## Goal of the exercise
Every record here should be printed again exactly.

## Listed records
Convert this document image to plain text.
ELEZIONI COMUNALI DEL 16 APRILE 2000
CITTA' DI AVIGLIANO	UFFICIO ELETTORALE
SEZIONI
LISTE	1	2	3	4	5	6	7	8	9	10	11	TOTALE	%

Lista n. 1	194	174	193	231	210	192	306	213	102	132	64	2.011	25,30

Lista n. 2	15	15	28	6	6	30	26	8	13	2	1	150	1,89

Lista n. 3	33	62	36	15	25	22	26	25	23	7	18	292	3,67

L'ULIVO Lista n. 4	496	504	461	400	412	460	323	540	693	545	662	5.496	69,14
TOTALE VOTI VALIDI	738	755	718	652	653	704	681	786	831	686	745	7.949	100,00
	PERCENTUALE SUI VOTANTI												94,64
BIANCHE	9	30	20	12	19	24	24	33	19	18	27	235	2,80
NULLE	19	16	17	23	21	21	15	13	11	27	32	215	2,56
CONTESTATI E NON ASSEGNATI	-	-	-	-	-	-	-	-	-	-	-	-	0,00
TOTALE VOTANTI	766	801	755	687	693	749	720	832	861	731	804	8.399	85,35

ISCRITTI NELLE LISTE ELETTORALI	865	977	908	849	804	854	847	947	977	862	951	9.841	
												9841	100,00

## Final result
Convert this document image to plain text.
ELEZIONI COMUNALI DEL 16 APRILE 2000
CITTA' DI AVIGLIANO	UFFICIO ELETTORALE
SEZIONI
LISTE	1	2	3	4	5	6	7	8	9	10	11	TOTALE	%

Lista n. 1	194	174	193	231	210	192	306	213	102	132	64	2.011	25,30

Lista n. 2	15	15	28	6	6	30	26	8	13	2	1	150	1,89

Lista n. 3	33	62	36	15	25	22	26	25	23	7	18	292	3,67

L'ULIVO Lista n. 4	496	504	461	400	412	460	323	540	693	545	662	5.496	69,14
TOTALE VOTI VALIDI	738	755	718	652	653	704	681	786	831	686	745	7.949	100,00
	PERCENTUALE SUI VOTANTI												94,64
BIANCHE	9	30	20	12	19	24	24	33	19	18	27	235	2,80
NULLE	19	16	17	23	21	21	15	13	11	27	32	215	2,56
CONTESTATI E NON ASSEGNATI	-	-	-	-	-	-	-	-	-	-	-	-	0,00
TOTALE VOTANTI	766	801	755	687	693	749	720	832	861	731	804	8.399	85,35

ISCRITTI NELLE LISTE ELETTORALI	865	977	908	849	804	854	847	947	977	862	951	9.841	
												9841	100,00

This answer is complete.